Print the entire listing. Each line must match the original exactly.

◆ Data shown:
-=-=-=-=-
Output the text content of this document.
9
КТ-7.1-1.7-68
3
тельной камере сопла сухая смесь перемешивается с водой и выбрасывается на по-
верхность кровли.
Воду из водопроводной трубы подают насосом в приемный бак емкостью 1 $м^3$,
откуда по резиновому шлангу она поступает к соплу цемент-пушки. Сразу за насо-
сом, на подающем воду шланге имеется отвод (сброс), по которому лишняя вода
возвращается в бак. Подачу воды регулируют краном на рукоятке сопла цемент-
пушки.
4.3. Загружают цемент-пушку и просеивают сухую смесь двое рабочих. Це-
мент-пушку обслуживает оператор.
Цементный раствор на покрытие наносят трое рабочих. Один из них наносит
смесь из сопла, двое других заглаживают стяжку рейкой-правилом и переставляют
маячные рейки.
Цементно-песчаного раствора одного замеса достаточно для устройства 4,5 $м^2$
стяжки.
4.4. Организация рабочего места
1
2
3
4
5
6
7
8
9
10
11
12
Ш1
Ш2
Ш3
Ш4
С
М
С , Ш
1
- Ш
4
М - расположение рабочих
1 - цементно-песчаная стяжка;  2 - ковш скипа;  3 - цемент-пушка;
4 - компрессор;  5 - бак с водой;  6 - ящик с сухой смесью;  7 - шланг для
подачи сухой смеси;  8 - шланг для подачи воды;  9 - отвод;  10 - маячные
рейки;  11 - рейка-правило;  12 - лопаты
-=-=-=-=-
◆ Result:
Output the text content of this document.
9
КТ-7.1-1.7-68
3
тельной камере сопла сухая смесь перемешивается с водой и выбрасывается на по-
верхность кровли.
Воду из водопроводной трубы подают насосом в приемный бак емкостью 1 $м^3$,
откуда по резиновому шлангу она поступает к соплу цемент-пушки. Сразу за насо-
сом, на подающем воду шланге имеется отвод (сброс), по которому лишняя вода
возвращается в бак. Подачу воды регулируют краном на рукоятке сопла цемент-
пушки.
4.3. Загружают цемент-пушку и просеивают сухую смесь двое рабочих. Це-
мент-пушку обслуживает оператор.
Цементный раствор на покрытие наносят трое рабочих. Один из них наносит
смесь из сопла, двое других заглаживают стяжку рейкой-правилом и переставляют
маячные рейки.
Цементно-песчаного раствора одного замеса достаточно для устройства 4,5 $м^2$
стяжки.
4.4. Организация рабочего места
1
2
3
4
5
6
7
8
9
10
11
12
Ш1
Ш2
Ш3
Ш4
С
М
С , Ш
1
- Ш
4
М - расположение рабочих
1 - цементно-песчаная стяжка;  2 - ковш скипа;  3 - цемент-пушка;
4 - компрессор;  5 - бак с водой;  6 - ящик с сухой смесью;  7 - шланг для
подачи сухой смеси;  8 - шланг для подачи воды;  9 - отвод;  10 - маячные
рейки;  11 - рейка-правило;  12 - лопаты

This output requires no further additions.